What you will do
Pick out and copy every line below that has the word "Greece".

Data excerpts
━━━━━━━━━━━━━━━━━━━━
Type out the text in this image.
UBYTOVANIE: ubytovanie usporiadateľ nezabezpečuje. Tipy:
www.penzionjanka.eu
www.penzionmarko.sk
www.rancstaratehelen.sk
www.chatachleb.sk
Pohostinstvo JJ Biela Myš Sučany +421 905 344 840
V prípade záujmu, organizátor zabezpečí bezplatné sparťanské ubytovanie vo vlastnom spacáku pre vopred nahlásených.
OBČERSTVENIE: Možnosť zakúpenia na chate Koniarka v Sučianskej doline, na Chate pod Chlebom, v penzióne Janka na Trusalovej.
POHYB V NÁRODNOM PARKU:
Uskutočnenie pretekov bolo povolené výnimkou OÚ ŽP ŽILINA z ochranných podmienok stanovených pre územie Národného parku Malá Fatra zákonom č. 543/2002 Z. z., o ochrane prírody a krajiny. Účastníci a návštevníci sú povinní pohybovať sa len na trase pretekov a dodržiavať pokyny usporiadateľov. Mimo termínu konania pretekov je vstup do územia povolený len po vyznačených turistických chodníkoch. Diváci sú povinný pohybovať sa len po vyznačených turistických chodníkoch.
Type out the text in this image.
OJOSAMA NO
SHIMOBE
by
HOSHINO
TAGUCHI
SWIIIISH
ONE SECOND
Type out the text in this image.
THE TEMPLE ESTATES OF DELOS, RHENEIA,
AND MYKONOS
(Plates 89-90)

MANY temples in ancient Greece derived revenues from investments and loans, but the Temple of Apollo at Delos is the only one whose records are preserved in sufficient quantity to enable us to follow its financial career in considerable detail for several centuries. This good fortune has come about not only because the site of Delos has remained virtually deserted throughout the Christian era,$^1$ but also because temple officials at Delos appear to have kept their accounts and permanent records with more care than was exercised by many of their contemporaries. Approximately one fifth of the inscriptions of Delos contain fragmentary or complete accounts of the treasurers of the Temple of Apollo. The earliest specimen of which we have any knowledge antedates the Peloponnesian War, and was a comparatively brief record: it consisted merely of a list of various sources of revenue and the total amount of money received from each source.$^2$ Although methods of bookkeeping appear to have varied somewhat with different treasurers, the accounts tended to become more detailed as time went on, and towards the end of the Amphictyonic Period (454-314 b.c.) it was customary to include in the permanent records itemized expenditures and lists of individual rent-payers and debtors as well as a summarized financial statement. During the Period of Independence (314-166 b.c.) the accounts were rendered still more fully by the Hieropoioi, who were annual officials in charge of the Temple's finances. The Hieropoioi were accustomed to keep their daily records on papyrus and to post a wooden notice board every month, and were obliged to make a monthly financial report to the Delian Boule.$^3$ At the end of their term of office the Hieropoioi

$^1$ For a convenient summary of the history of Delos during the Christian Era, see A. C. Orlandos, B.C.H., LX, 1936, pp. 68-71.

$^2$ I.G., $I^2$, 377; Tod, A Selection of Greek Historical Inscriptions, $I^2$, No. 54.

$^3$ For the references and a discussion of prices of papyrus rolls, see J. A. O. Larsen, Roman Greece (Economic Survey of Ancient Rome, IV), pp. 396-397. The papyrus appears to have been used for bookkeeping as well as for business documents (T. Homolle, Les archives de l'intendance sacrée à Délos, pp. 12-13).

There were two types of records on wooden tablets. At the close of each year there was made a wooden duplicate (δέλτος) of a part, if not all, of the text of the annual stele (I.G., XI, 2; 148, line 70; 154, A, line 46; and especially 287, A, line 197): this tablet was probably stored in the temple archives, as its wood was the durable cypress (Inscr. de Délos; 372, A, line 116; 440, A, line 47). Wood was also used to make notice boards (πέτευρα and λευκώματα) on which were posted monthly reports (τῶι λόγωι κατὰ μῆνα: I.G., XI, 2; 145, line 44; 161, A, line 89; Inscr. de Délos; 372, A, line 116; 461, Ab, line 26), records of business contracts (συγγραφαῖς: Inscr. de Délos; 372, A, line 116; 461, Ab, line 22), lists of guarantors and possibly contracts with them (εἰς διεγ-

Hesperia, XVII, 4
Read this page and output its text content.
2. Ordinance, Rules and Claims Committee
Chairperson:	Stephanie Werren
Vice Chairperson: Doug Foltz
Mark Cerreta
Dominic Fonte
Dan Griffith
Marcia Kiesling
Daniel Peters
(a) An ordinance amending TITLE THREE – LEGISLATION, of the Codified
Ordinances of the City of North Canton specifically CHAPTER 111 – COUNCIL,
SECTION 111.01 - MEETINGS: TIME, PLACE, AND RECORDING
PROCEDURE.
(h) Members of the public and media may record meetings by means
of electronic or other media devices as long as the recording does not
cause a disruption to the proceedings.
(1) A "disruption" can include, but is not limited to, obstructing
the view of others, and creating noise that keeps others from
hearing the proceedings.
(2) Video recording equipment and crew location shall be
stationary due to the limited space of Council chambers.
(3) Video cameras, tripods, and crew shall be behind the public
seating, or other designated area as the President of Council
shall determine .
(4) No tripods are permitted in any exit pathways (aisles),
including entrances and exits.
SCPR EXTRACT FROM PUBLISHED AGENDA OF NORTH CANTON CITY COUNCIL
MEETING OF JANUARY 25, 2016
━━━━━━━━━━━━━━━━━━━━
Task response
MANY temples in ancient Greece derived revenues from investments and loans, but the Temple of Apollo at Delos is the only one whose records are preserved in sufficient quantity to enable us to follow its financial career in considerable detail for several centuries. This good fortune has come about not only because the site of Delos has remained virtually deserted throughout the Christian era,$^1$ but also because temple officials at Delos appear to have kept their accounts and permanent records with more care than was exercised by many of their contemporaries. Approximately one fifth of the inscriptions of Delos contain fragmentary or complete accounts of the treasurers of the Temple of Apollo. The earliest specimen of which we have any knowledge antedates the Peloponnesian War, and was a comparatively brief record: it consisted merely of a list of various sources of revenue and the total amount of money received from each source.$^2$ Although methods of bookkeeping appear to have varied somewhat with different treasurers, the accounts tended to become more detailed as time went on, and towards the end of the Amphictyonic Period (454-314 b.c.) it was customary to include in the permanent records itemized expenditures and lists of individual rent-payers and debtors as well as a summarized financial statement. During the Period of Independence (314-166 b.c.) the accounts were rendered still more fully by the Hieropoioi, who were annual officials in charge of the Temple's finances. The Hieropoioi were accustomed to keep their daily records on papyrus and to post a wooden notice board every month, and were obliged to make a monthly financial report to the Delian Boule.$^3$ At the end of their term of office the Hieropoioi
$^3$ For the references and a discussion of prices of papyrus rolls, see J. A. O. Larsen, Roman Greece (Economic Survey of Ancient Rome, IV), pp. 396-397. The papyrus appears to have been used for bookkeeping as well as for business documents (T. Homolle, Les archives de l'intendance sacrée à Délos, pp. 12-13).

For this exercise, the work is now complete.